TO DO: List each line of the data that holds the string "ByLayer", please.

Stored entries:
--- Start ---

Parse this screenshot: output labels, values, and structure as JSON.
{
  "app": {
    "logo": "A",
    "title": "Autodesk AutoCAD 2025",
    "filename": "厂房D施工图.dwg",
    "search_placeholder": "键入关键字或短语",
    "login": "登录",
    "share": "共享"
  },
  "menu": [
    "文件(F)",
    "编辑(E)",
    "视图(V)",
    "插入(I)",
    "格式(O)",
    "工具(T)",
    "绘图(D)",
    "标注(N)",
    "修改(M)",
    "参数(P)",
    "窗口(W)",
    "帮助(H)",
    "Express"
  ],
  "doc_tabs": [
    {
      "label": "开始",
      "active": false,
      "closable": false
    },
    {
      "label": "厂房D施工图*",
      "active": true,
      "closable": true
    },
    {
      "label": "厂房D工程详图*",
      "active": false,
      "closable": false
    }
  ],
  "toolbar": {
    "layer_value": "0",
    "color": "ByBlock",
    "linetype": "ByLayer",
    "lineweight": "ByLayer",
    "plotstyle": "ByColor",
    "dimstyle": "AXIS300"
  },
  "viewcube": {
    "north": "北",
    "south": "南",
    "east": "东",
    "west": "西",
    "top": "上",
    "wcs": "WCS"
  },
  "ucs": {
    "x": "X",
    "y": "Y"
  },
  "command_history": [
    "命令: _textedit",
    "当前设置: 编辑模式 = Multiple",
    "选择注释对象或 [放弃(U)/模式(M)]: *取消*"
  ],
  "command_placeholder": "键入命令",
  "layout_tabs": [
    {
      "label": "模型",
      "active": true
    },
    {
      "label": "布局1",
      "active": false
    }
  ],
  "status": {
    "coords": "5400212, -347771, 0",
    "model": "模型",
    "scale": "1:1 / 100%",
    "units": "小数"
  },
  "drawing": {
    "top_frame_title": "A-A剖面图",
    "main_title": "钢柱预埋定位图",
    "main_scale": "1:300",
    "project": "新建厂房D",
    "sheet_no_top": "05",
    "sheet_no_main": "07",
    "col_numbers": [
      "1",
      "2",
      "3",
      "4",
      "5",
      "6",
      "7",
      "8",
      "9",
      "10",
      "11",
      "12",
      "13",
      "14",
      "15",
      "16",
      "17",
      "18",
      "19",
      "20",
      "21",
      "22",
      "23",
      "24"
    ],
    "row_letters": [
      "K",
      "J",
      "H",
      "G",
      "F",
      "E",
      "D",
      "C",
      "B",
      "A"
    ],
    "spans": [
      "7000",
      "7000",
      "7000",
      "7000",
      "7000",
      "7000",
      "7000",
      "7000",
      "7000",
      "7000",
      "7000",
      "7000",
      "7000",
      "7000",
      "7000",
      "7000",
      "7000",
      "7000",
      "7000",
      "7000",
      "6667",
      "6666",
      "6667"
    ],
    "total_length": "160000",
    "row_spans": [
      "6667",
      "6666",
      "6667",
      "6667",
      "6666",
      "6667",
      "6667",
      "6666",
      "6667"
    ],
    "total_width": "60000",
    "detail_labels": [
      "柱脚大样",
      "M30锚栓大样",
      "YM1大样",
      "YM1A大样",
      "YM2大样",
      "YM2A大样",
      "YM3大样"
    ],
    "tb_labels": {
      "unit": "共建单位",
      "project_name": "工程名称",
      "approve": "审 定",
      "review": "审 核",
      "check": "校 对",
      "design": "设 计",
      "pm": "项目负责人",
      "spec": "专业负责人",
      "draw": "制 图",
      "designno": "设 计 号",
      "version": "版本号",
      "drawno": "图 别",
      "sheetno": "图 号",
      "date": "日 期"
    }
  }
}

--- End ---

CORRECT RESPONSE:
    "linetype": "ByLayer",
    "lineweight": "ByLayer",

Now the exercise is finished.